* MATERIAL FOR THIS TASK:
_ _ _

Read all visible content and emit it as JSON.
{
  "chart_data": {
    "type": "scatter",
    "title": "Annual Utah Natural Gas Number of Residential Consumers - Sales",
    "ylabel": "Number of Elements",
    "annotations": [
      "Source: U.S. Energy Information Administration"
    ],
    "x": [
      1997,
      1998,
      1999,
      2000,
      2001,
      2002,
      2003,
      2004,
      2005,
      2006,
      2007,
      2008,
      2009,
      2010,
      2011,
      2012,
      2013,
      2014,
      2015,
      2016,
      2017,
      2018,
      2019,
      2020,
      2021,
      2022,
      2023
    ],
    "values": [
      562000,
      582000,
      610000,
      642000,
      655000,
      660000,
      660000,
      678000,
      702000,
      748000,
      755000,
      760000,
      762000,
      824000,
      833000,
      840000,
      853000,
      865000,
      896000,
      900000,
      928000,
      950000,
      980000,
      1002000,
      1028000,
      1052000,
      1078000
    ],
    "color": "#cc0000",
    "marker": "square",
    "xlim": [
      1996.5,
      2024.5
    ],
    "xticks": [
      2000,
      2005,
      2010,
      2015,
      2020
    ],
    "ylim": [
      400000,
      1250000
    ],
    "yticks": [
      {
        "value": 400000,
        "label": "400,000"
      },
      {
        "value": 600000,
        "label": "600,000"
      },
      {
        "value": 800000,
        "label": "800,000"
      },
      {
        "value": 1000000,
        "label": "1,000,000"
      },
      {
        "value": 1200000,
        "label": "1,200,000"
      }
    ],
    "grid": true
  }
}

_ _ _

* EXERCISE OBJECTIVE:
Copy in full each line that holds the word "Number".

* OUTPUT OF THE TASK:
    "title": "Annual Utah Natural Gas Number of Residential Consumers - Sales",
    "ylabel": "Number of Elements",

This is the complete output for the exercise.